**The problem**
Print the entries verbatim, leaving out the images they contain.

*** Dataset extract

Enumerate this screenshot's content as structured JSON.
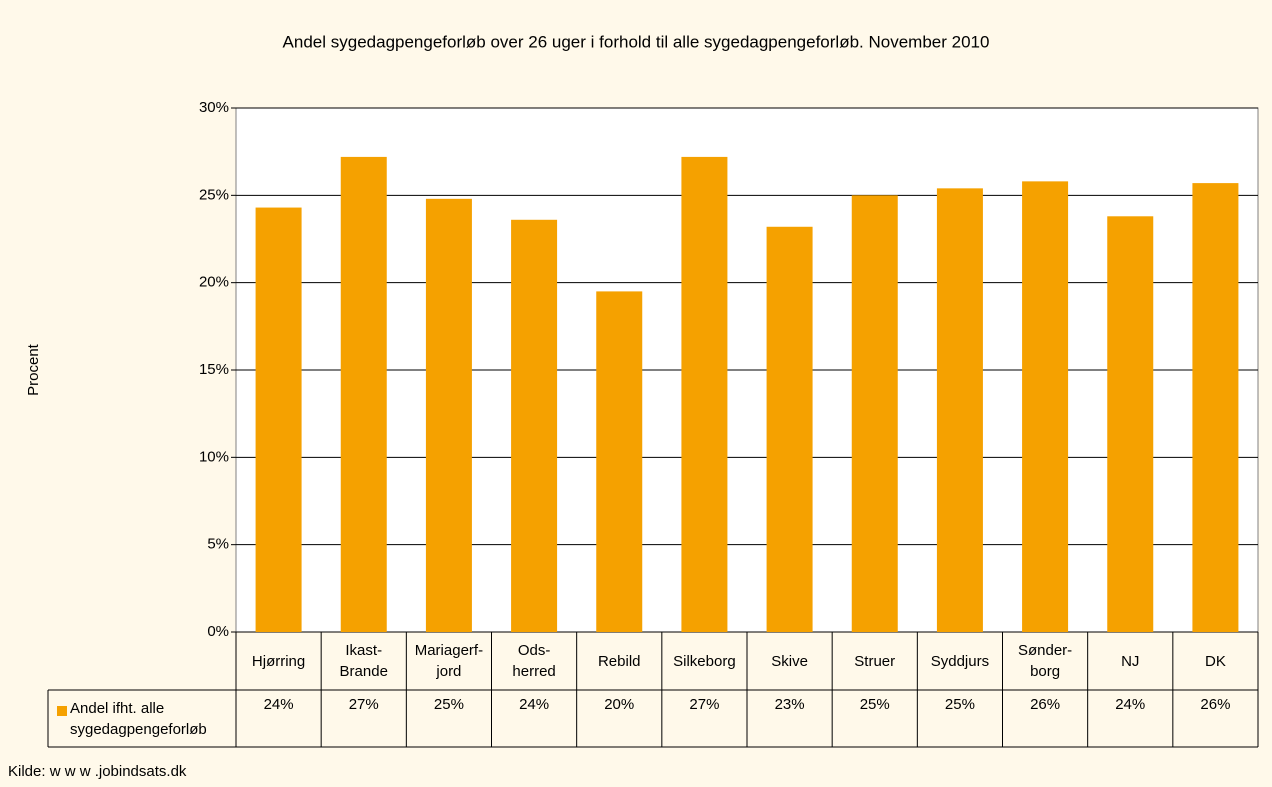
{
  "chart_data": {
    "type": "bar",
    "title": "Andel sygedagpengeforløb over 26 uger i forhold til alle sygedagpengeforløb. November 2010",
    "y_label": "Procent",
    "categories": [
      "Hjørring",
      "Ikast-\nBrande",
      "Mariagerf-\njord",
      "Ods-\nherred",
      "Rebild",
      "Silkeborg",
      "Skive",
      "Struer",
      "Syddjurs",
      "Sønder-\nborg",
      "NJ",
      "DK"
    ],
    "series": [
      {
        "name": "Andel ifht. alle sygedagpengeforløb",
        "color": "#f5a100",
        "values": [
          24.3,
          27.2,
          24.8,
          23.6,
          19.5,
          27.2,
          23.2,
          25.0,
          25.4,
          25.8,
          23.8,
          25.7
        ],
        "value_labels": [
          "24%",
          "27%",
          "25%",
          "24%",
          "20%",
          "27%",
          "23%",
          "25%",
          "25%",
          "26%",
          "24%",
          "26%"
        ]
      }
    ],
    "ylim": [
      0,
      30
    ],
    "yticks": [
      {
        "value": 0,
        "label": "0%"
      },
      {
        "value": 5,
        "label": "5%"
      },
      {
        "value": 10,
        "label": "10%"
      },
      {
        "value": 15,
        "label": "15%"
      },
      {
        "value": 20,
        "label": "20%"
      },
      {
        "value": 25,
        "label": "25%"
      },
      {
        "value": 30,
        "label": "30%"
      }
    ],
    "grid": true,
    "source": "Kilde: w w w .jobindsats.dk"
  }
}
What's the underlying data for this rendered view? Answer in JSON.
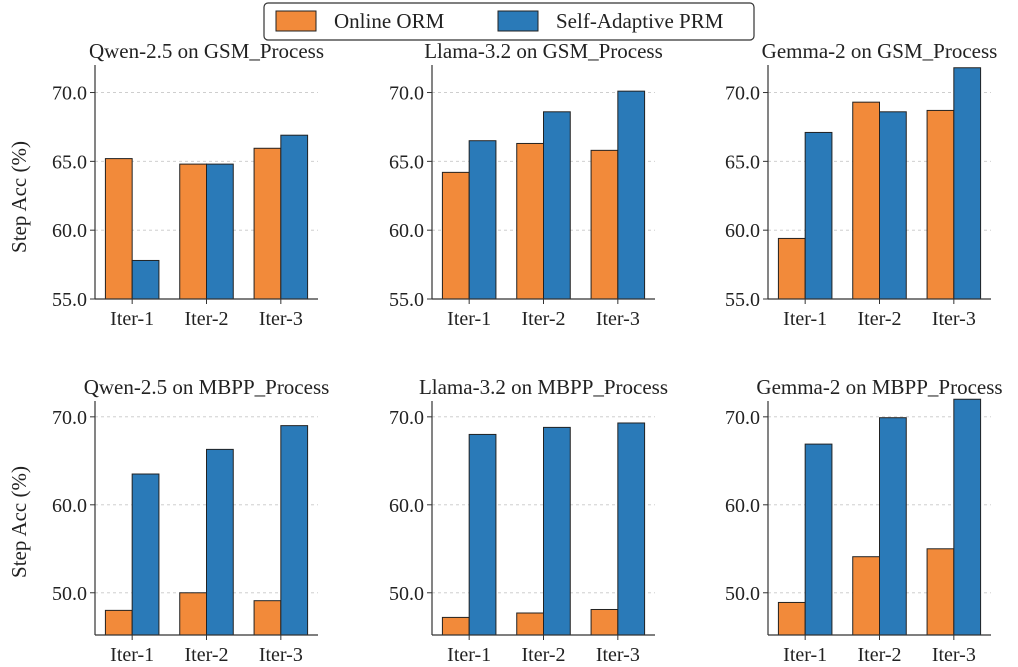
{
  "legend": {
    "placement": "top-center",
    "entries": [
      {
        "label": "Online ORM",
        "color": "#f28a3a"
      },
      {
        "label": "Self-Adaptive PRM",
        "color": "#2a7ab8"
      }
    ]
  },
  "y_axis_label": "Step Acc (%)",
  "grid": "horizontal dashed",
  "chart_data": [
    {
      "type": "bar",
      "title": "Qwen-2.5 on GSM_Process",
      "categories": [
        "Iter-1",
        "Iter-2",
        "Iter-3"
      ],
      "series": [
        {
          "name": "Online ORM",
          "values": [
            65.2,
            64.8,
            65.95
          ]
        },
        {
          "name": "Self-Adaptive PRM",
          "values": [
            57.8,
            64.8,
            66.9
          ]
        }
      ],
      "ylabel": "Step Acc (%)",
      "ylim": [
        55,
        72
      ],
      "yticks": [
        55.0,
        60.0,
        65.0,
        70.0
      ],
      "ytick_labels": [
        "55.0",
        "60.0",
        "65.0",
        "70.0"
      ]
    },
    {
      "type": "bar",
      "title": "Llama-3.2 on GSM_Process",
      "categories": [
        "Iter-1",
        "Iter-2",
        "Iter-3"
      ],
      "series": [
        {
          "name": "Online ORM",
          "values": [
            64.2,
            66.3,
            65.8
          ]
        },
        {
          "name": "Self-Adaptive PRM",
          "values": [
            66.5,
            68.6,
            70.1
          ]
        }
      ],
      "ylabel": "",
      "ylim": [
        55,
        72
      ],
      "yticks": [
        55.0,
        60.0,
        65.0,
        70.0
      ],
      "ytick_labels": [
        "55.0",
        "60.0",
        "65.0",
        "70.0"
      ]
    },
    {
      "type": "bar",
      "title": "Gemma-2 on GSM_Process",
      "categories": [
        "Iter-1",
        "Iter-2",
        "Iter-3"
      ],
      "series": [
        {
          "name": "Online ORM",
          "values": [
            59.4,
            69.3,
            68.7
          ]
        },
        {
          "name": "Self-Adaptive PRM",
          "values": [
            67.1,
            68.6,
            71.8
          ]
        }
      ],
      "ylabel": "",
      "ylim": [
        55,
        72
      ],
      "yticks": [
        55.0,
        60.0,
        65.0,
        70.0
      ],
      "ytick_labels": [
        "55.0",
        "60.0",
        "65.0",
        "70.0"
      ]
    },
    {
      "type": "bar",
      "title": "Qwen-2.5 on MBPP_Process",
      "categories": [
        "Iter-1",
        "Iter-2",
        "Iter-3"
      ],
      "series": [
        {
          "name": "Online ORM",
          "values": [
            48.0,
            50.0,
            49.1
          ]
        },
        {
          "name": "Self-Adaptive PRM",
          "values": [
            63.5,
            66.3,
            69.0
          ]
        }
      ],
      "ylabel": "Step Acc (%)",
      "ylim": [
        45.2,
        71.8
      ],
      "yticks": [
        50.0,
        60.0,
        70.0
      ],
      "ytick_labels": [
        "50.0",
        "60.0",
        "70.0"
      ]
    },
    {
      "type": "bar",
      "title": "Llama-3.2 on MBPP_Process",
      "categories": [
        "Iter-1",
        "Iter-2",
        "Iter-3"
      ],
      "series": [
        {
          "name": "Online ORM",
          "values": [
            47.2,
            47.7,
            48.1
          ]
        },
        {
          "name": "Self-Adaptive PRM",
          "values": [
            68.0,
            68.8,
            69.3
          ]
        }
      ],
      "ylabel": "",
      "ylim": [
        45.2,
        71.8
      ],
      "yticks": [
        50.0,
        60.0,
        70.0
      ],
      "ytick_labels": [
        "50.0",
        "60.0",
        "70.0"
      ]
    },
    {
      "type": "bar",
      "title": "Gemma-2 on MBPP_Process",
      "categories": [
        "Iter-1",
        "Iter-2",
        "Iter-3"
      ],
      "series": [
        {
          "name": "Online ORM",
          "values": [
            48.9,
            54.1,
            55.0
          ]
        },
        {
          "name": "Self-Adaptive PRM",
          "values": [
            66.9,
            69.9,
            72.0
          ]
        }
      ],
      "ylabel": "",
      "ylim": [
        45.2,
        71.8
      ],
      "yticks": [
        50.0,
        60.0,
        70.0
      ],
      "ytick_labels": [
        "50.0",
        "60.0",
        "70.0"
      ]
    }
  ]
}
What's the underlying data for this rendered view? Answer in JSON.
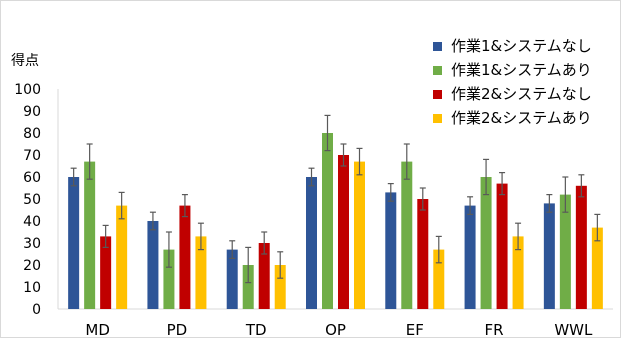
{
  "chart_data": {
    "type": "bar",
    "ylabel": "得点",
    "ylim": [
      0,
      100
    ],
    "yticks": [
      0,
      10,
      20,
      30,
      40,
      50,
      60,
      70,
      80,
      90,
      100
    ],
    "categories": [
      "MD",
      "PD",
      "TD",
      "OP",
      "EF",
      "FR",
      "WWL"
    ],
    "grid": false,
    "legend_position": "top-right",
    "series": [
      {
        "name": "作業1&システムなし",
        "color": "#2e5597",
        "values": [
          60,
          40,
          27,
          60,
          53,
          47,
          48
        ],
        "errors": [
          4,
          4,
          4,
          4,
          4,
          4,
          4
        ]
      },
      {
        "name": "作業1&システムあり",
        "color": "#70ad47",
        "values": [
          67,
          27,
          20,
          80,
          67,
          60,
          52
        ],
        "errors": [
          8,
          8,
          8,
          8,
          8,
          8,
          8
        ]
      },
      {
        "name": "作業2&システムなし",
        "color": "#c00000",
        "values": [
          33,
          47,
          30,
          70,
          50,
          57,
          56
        ],
        "errors": [
          5,
          5,
          5,
          5,
          5,
          5,
          5
        ]
      },
      {
        "name": "作業2&システムあり",
        "color": "#ffc000",
        "values": [
          47,
          33,
          20,
          67,
          27,
          33,
          37
        ],
        "errors": [
          6,
          6,
          6,
          6,
          6,
          6,
          6
        ]
      }
    ]
  }
}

******

**Result of this exercise**
Enumerate this screenshot's content as structured JSON.
{
  "chart_data": {
    "type": "bar",
    "title": "Andel sygedagpengeforløb over 26 uger i forhold til alle sygedagpengeforløb. November 2010",
    "y_label": "Procent",
    "categories": [
      "Hjørring",
      "Ikast-\nBrande",
      "Mariagerf-\njord",
      "Ods-\nherred",
      "Rebild",
      "Silkeborg",
      "Skive",
      "Struer",
      "Syddjurs",
      "Sønder-\nborg",
      "NJ",
      "DK"
    ],
    "series": [
      {
        "name": "Andel ifht. alle sygedagpengeforløb",
        "color": "#f5a100",
        "values": [
          24.3,
          27.2,
          24.8,
          23.6,
          19.5,
          27.2,
          23.2,
          25.0,
          25.4,
          25.8,
          23.8,
          25.7
        ],
        "value_labels": [
          "24%",
          "27%",
          "25%",
          "24%",
          "20%",
          "27%",
          "23%",
          "25%",
          "25%",
          "26%",
          "24%",
          "26%"
        ]
      }
    ],
    "ylim": [
      0,
      30
    ],
    "yticks": [
      {
        "value": 0,
        "label": "0%"
      },
      {
        "value": 5,
        "label": "5%"
      },
      {
        "value": 10,
        "label": "10%"
      },
      {
        "value": 15,
        "label": "15%"
      },
      {
        "value": 20,
        "label": "20%"
      },
      {
        "value": 25,
        "label": "25%"
      },
      {
        "value": 30,
        "label": "30%"
      }
    ],
    "grid": true,
    "source": "Kilde: w w w .jobindsats.dk"
  }
}
What's the underlying data for this rendered view? Answer in JSON.
{
  "legend": {
    "placement": "top-center",
    "entries": [
      {
        "label": "Online ORM",
        "color": "#f28a3a"
      },
      {
        "label": "Self-Adaptive PRM",
        "color": "#2a7ab8"
      }
    ]
  },
  "y_axis_label": "Step Acc (%)",
  "grid": "horizontal dashed",
  "chart_data": [
    {
      "type": "bar",
      "title": "Qwen-2.5 on GSM_Process",
      "categories": [
        "Iter-1",
        "Iter-2",
        "Iter-3"
      ],
      "series": [
        {
          "name": "Online ORM",
          "values": [
            65.2,
            64.8,
            65.95
          ]
        },
        {
          "name": "Self-Adaptive PRM",
          "values": [
            57.8,
            64.8,
            66.9
          ]
        }
      ],
      "ylabel": "Step Acc (%)",
      "ylim": [
        55,
        72
      ],
      "yticks": [
        55.0,
        60.0,
        65.0,
        70.0
      ],
      "ytick_labels": [
        "55.0",
        "60.0",
        "65.0",
        "70.0"
      ]
    },
    {
      "type": "bar",
      "title": "Llama-3.2 on GSM_Process",
      "categories": [
        "Iter-1",
        "Iter-2",
        "Iter-3"
      ],
      "series": [
        {
          "name": "Online ORM",
          "values": [
            64.2,
            66.3,
            65.8
          ]
        },
        {
          "name": "Self-Adaptive PRM",
          "values": [
            66.5,
            68.6,
            70.1
          ]
        }
      ],
      "ylabel": "",
      "ylim": [
        55,
        72
      ],
      "yticks": [
        55.0,
        60.0,
        65.0,
        70.0
      ],
      "ytick_labels": [
        "55.0",
        "60.0",
        "65.0",
        "70.0"
      ]
    },
    {
      "type": "bar",
      "title": "Gemma-2 on GSM_Process",
      "categories": [
        "Iter-1",
        "Iter-2",
        "Iter-3"
      ],
      "series": [
        {
          "name": "Online ORM",
          "values": [
            59.4,
            69.3,
            68.7
          ]
        },
        {
          "name": "Self-Adaptive PRM",
          "values": [
            67.1,
            68.6,
            71.8
          ]
        }
      ],
      "ylabel": "",
      "ylim": [
        55,
        72
      ],
      "yticks": [
        55.0,
        60.0,
        65.0,
        70.0
      ],
      "ytick_labels": [
        "55.0",
        "60.0",
        "65.0",
        "70.0"
      ]
    },
    {
      "type": "bar",
      "title": "Qwen-2.5 on MBPP_Process",
      "categories": [
        "Iter-1",
        "Iter-2",
        "Iter-3"
      ],
      "series": [
        {
          "name": "Online ORM",
          "values": [
            48.0,
            50.0,
            49.1
          ]
        },
        {
          "name": "Self-Adaptive PRM",
          "values": [
            63.5,
            66.3,
            69.0
          ]
        }
      ],
      "ylabel": "Step Acc (%)",
      "ylim": [
        45.2,
        71.8
      ],
      "yticks": [
        50.0,
        60.0,
        70.0
      ],
      "ytick_labels": [
        "50.0",
        "60.0",
        "70.0"
      ]
    },
    {
      "type": "bar",
      "title": "Llama-3.2 on MBPP_Process",
      "categories": [
        "Iter-1",
        "Iter-2",
        "Iter-3"
      ],
      "series": [
        {
          "name": "Online ORM",
          "values": [
            47.2,
            47.7,
            48.1
          ]
        },
        {
          "name": "Self-Adaptive PRM",
          "values": [
            68.0,
            68.8,
            69.3
          ]
        }
      ],
      "ylabel": "",
      "ylim": [
        45.2,
        71.8
      ],
      "yticks": [
        50.0,
        60.0,
        70.0
      ],
      "ytick_labels": [
        "50.0",
        "60.0",
        "70.0"
      ]
    },
    {
      "type": "bar",
      "title": "Gemma-2 on MBPP_Process",
      "categories": [
        "Iter-1",
        "Iter-2",
        "Iter-3"
      ],
      "series": [
        {
          "name": "Online ORM",
          "values": [
            48.9,
            54.1,
            55.0
          ]
        },
        {
          "name": "Self-Adaptive PRM",
          "values": [
            66.9,
            69.9,
            72.0
          ]
        }
      ],
      "ylabel": "",
      "ylim": [
        45.2,
        71.8
      ],
      "yticks": [
        50.0,
        60.0,
        70.0
      ],
      "ytick_labels": [
        "50.0",
        "60.0",
        "70.0"
      ]
    }
  ]
}
What's the underlying data for this rendered view? Answer in JSON.
{
  "chart_data": {
    "type": "bar",
    "ylabel": "得点",
    "ylim": [
      0,
      100
    ],
    "yticks": [
      0,
      10,
      20,
      30,
      40,
      50,
      60,
      70,
      80,
      90,
      100
    ],
    "categories": [
      "MD",
      "PD",
      "TD",
      "OP",
      "EF",
      "FR",
      "WWL"
    ],
    "grid": false,
    "legend_position": "top-right",
    "series": [
      {
        "name": "作業1&システムなし",
        "color": "#2e5597",
        "values": [
          60,
          40,
          27,
          60,
          53,
          47,
          48
        ],
        "errors": [
          4,
          4,
          4,
          4,
          4,
          4,
          4
        ]
      },
      {
        "name": "作業1&システムあり",
        "color": "#70ad47",
        "values": [
          67,
          27,
          20,
          80,
          67,
          60,
          52
        ],
        "errors": [
          8,
          8,
          8,
          8,
          8,
          8,
          8
        ]
      },
      {
        "name": "作業2&システムなし",
        "color": "#c00000",
        "values": [
          33,
          47,
          30,
          70,
          50,
          57,
          56
        ],
        "errors": [
          5,
          5,
          5,
          5,
          5,
          5,
          5
        ]
      },
      {
        "name": "作業2&システムあり",
        "color": "#ffc000",
        "values": [
          47,
          33,
          20,
          67,
          27,
          33,
          37
        ],
        "errors": [
          6,
          6,
          6,
          6,
          6,
          6,
          6
        ]
      }
    ]
  }
}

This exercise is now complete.